- **What is being asked**:
Exactly and only the lines from the line holding "Convert this screenshot" to the end of the records should be reproduced. Leave pictures out.

- **Supplied entries**:
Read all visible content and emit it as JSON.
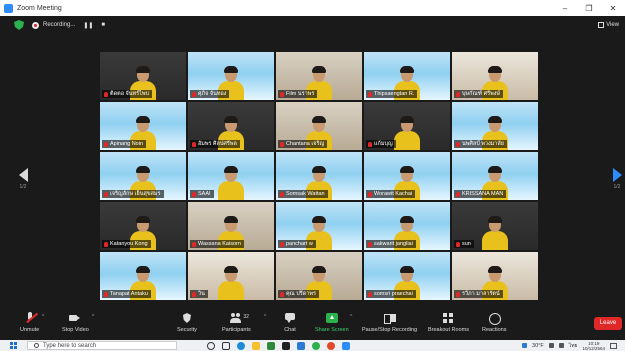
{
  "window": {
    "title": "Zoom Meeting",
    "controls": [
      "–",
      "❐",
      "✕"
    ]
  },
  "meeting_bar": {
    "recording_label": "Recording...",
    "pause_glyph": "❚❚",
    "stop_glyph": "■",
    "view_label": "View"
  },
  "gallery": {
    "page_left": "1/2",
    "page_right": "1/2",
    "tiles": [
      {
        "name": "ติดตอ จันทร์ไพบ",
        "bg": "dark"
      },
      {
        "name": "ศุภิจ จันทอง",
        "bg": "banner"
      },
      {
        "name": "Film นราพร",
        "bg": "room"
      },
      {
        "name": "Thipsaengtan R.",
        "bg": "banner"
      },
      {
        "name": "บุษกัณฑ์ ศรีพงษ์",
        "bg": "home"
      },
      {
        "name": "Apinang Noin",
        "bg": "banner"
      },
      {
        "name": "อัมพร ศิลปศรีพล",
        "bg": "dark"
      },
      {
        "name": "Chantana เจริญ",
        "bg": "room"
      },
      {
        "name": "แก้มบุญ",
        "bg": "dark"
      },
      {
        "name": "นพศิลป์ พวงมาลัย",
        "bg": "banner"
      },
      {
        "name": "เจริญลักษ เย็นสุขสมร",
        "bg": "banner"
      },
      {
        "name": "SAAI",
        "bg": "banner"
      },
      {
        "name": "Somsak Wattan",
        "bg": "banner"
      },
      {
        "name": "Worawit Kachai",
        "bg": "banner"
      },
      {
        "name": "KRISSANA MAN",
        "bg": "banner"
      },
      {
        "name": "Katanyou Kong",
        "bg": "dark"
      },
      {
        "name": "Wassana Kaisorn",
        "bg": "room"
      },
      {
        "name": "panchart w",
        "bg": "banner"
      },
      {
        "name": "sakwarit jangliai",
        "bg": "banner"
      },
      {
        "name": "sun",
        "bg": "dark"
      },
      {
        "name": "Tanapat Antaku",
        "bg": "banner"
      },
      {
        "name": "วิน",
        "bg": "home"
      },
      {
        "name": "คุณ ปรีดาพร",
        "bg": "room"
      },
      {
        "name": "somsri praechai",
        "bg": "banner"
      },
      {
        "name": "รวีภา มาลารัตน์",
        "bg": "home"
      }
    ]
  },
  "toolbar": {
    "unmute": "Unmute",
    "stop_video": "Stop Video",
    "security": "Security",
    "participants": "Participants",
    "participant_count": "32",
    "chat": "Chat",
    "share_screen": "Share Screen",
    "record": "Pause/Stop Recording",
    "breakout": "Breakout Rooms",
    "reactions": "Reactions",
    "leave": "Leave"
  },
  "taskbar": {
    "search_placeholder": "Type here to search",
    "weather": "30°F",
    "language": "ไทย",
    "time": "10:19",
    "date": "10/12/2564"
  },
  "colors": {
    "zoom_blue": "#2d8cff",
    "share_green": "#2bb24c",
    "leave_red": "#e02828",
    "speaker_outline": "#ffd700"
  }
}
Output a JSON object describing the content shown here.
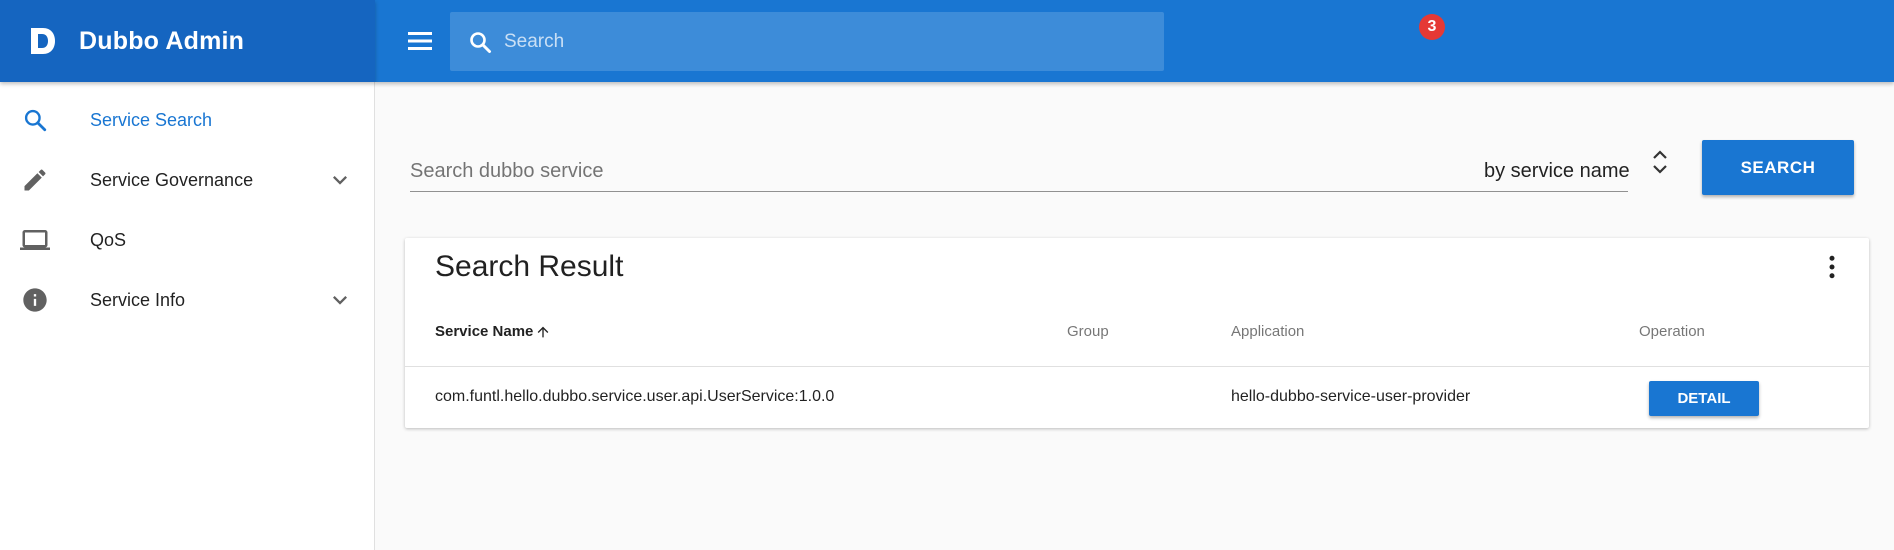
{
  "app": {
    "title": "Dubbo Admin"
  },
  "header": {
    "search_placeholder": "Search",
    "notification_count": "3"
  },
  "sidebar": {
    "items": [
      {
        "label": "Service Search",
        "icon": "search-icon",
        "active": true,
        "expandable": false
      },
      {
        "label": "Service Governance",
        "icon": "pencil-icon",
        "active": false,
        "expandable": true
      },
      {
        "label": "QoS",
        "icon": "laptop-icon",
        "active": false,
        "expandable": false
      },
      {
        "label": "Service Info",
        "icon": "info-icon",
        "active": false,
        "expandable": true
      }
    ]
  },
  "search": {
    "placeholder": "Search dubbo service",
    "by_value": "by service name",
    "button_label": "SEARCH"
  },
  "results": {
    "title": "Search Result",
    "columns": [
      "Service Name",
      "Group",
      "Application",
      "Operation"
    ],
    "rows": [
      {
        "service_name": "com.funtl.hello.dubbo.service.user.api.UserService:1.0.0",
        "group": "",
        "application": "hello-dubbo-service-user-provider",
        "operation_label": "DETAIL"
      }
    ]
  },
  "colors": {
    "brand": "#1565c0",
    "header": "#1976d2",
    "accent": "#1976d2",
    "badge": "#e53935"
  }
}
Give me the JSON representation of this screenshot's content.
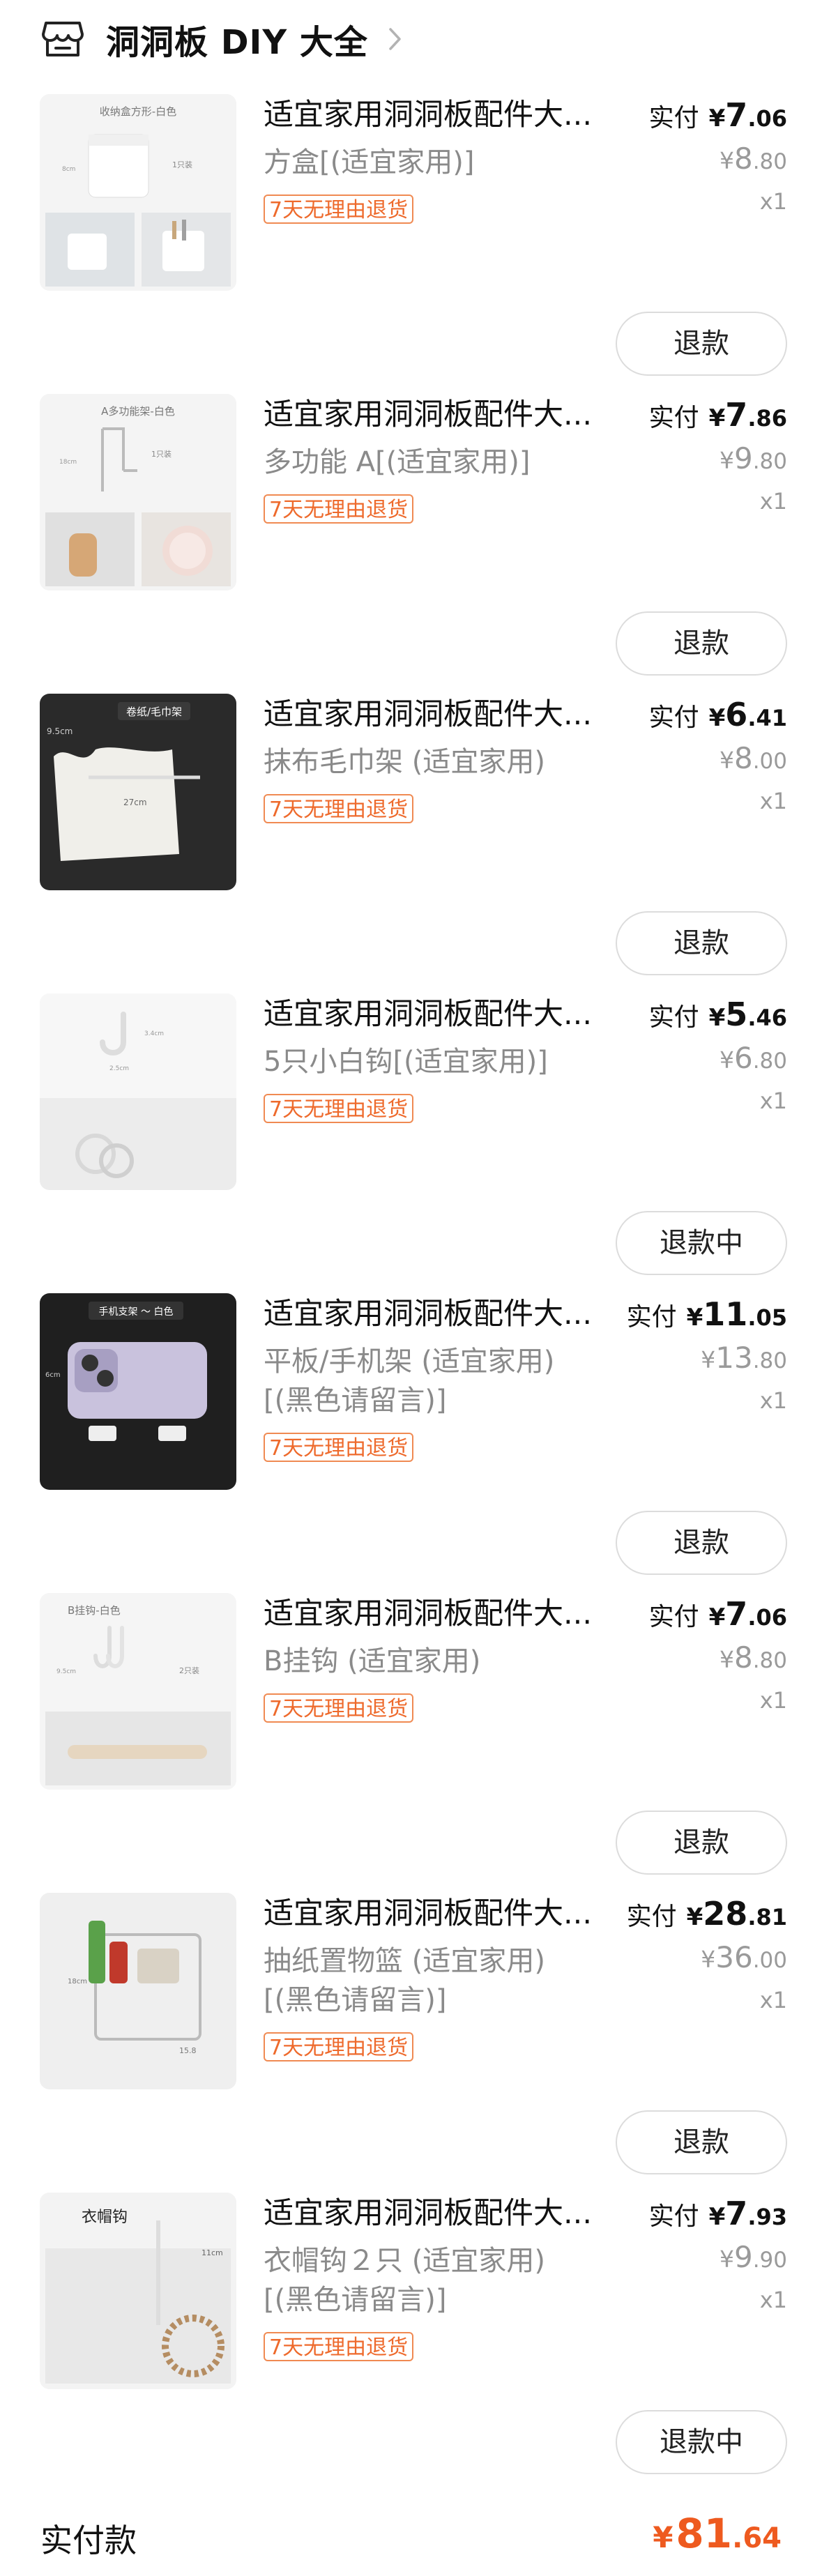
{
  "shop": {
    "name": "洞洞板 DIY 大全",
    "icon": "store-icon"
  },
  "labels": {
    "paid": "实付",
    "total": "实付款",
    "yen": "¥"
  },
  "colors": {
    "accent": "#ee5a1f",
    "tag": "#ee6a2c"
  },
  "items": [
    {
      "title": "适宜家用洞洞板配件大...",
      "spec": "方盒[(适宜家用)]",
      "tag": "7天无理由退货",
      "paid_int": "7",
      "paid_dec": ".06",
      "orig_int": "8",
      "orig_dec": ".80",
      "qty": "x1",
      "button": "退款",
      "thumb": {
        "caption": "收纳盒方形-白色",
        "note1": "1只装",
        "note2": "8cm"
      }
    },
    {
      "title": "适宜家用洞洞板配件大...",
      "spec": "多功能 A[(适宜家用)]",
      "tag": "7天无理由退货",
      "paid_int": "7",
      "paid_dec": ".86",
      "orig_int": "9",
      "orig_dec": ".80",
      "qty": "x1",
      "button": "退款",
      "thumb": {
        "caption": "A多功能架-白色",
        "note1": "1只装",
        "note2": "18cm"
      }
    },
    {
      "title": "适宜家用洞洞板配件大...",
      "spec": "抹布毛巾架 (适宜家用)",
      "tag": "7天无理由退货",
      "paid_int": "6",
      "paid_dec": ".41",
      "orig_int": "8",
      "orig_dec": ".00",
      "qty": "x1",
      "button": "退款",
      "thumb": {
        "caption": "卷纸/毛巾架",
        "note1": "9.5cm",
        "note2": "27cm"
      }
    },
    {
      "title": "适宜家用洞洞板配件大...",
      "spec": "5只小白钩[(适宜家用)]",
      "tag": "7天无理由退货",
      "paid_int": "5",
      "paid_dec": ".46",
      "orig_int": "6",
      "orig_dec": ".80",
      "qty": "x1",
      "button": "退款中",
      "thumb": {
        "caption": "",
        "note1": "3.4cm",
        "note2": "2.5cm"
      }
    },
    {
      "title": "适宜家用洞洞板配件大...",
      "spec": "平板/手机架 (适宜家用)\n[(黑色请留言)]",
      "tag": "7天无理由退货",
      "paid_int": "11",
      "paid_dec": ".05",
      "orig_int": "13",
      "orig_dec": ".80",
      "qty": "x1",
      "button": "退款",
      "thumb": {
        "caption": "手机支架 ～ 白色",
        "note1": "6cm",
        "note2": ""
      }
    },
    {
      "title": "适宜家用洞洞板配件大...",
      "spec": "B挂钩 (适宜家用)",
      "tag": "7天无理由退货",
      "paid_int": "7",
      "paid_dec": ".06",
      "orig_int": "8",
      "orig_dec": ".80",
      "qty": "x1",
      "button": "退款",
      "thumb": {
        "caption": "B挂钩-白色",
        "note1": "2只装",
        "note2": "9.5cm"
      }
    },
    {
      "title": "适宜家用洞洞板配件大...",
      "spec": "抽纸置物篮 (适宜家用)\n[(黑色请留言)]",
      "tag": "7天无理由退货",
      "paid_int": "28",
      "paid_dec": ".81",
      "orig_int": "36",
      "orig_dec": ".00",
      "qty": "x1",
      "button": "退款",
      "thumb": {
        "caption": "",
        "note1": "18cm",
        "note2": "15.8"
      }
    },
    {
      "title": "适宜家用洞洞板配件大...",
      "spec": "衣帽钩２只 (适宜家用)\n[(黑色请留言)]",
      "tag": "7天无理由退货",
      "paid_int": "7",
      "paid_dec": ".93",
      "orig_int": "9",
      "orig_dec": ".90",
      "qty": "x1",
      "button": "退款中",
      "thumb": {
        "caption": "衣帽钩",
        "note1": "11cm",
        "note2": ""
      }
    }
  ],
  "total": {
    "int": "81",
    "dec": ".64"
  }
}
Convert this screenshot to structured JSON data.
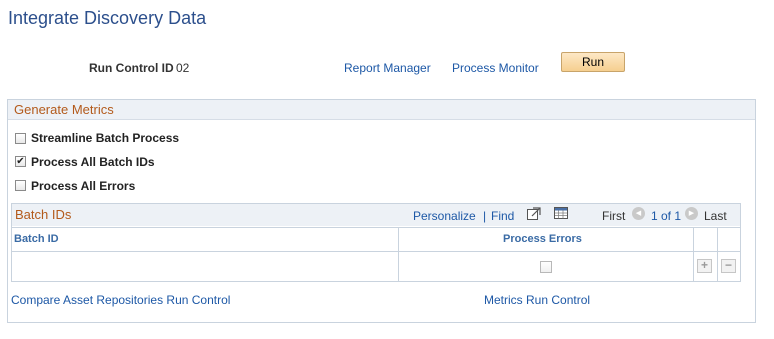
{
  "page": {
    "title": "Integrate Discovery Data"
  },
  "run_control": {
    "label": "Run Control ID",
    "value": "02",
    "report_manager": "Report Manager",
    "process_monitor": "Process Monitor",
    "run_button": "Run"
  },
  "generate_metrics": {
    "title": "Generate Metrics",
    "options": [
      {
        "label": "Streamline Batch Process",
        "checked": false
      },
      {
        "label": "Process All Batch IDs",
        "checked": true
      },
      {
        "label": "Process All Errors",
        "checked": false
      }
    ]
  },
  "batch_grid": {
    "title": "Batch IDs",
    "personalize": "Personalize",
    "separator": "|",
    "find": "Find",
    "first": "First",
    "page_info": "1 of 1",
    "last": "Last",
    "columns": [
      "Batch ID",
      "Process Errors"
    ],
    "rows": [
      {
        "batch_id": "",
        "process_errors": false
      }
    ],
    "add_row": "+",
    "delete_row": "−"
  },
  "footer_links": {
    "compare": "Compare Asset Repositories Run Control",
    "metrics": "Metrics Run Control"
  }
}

- **Problem solution**:
Convert this screenshot to structured JSON data.
{
  "page": {
    "title": "Integrate Discovery Data"
  },
  "run_control": {
    "label": "Run Control ID",
    "value": "02",
    "report_manager": "Report Manager",
    "process_monitor": "Process Monitor",
    "run_button": "Run"
  },
  "generate_metrics": {
    "title": "Generate Metrics",
    "options": [
      {
        "label": "Streamline Batch Process",
        "checked": false
      },
      {
        "label": "Process All Batch IDs",
        "checked": true
      },
      {
        "label": "Process All Errors",
        "checked": false
      }
    ]
  },
  "batch_grid": {
    "title": "Batch IDs",
    "personalize": "Personalize",
    "separator": "|",
    "find": "Find",
    "first": "First",
    "page_info": "1 of 1",
    "last": "Last",
    "columns": [
      "Batch ID",
      "Process Errors"
    ],
    "rows": [
      {
        "batch_id": "",
        "process_errors": false
      }
    ],
    "add_row": "+",
    "delete_row": "−"
  },
  "footer_links": {
    "compare": "Compare Asset Repositories Run Control",
    "metrics": "Metrics Run Control"
  }
}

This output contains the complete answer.